== Extracted entries ==

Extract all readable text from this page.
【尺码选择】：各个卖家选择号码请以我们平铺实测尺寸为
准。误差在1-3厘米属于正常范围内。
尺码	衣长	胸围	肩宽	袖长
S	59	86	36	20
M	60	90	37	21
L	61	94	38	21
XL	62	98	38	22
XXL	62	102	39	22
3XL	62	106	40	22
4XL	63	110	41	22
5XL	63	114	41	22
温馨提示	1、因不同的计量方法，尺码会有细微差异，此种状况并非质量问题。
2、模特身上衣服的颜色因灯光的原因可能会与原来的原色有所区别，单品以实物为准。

===

Return the lines above exactly, keeping every word.

Extract all readable text from this page.
【尺码选择】：各个卖家选择号码请以我们平铺实测尺寸为
准。误差在1-3厘米属于正常范围内。
尺码	衣长	胸围	肩宽	袖长
S	59	86	36	20
M	60	90	37	21
L	61	94	38	21
XL	62	98	38	22
XXL	62	102	39	22
3XL	62	106	40	22
4XL	63	110	41	22
5XL	63	114	41	22
温馨提示	1、因不同的计量方法，尺码会有细微差异，此种状况并非质量问题。
2、模特身上衣服的颜色因灯光的原因可能会与原来的原色有所区别，单品以实物为准。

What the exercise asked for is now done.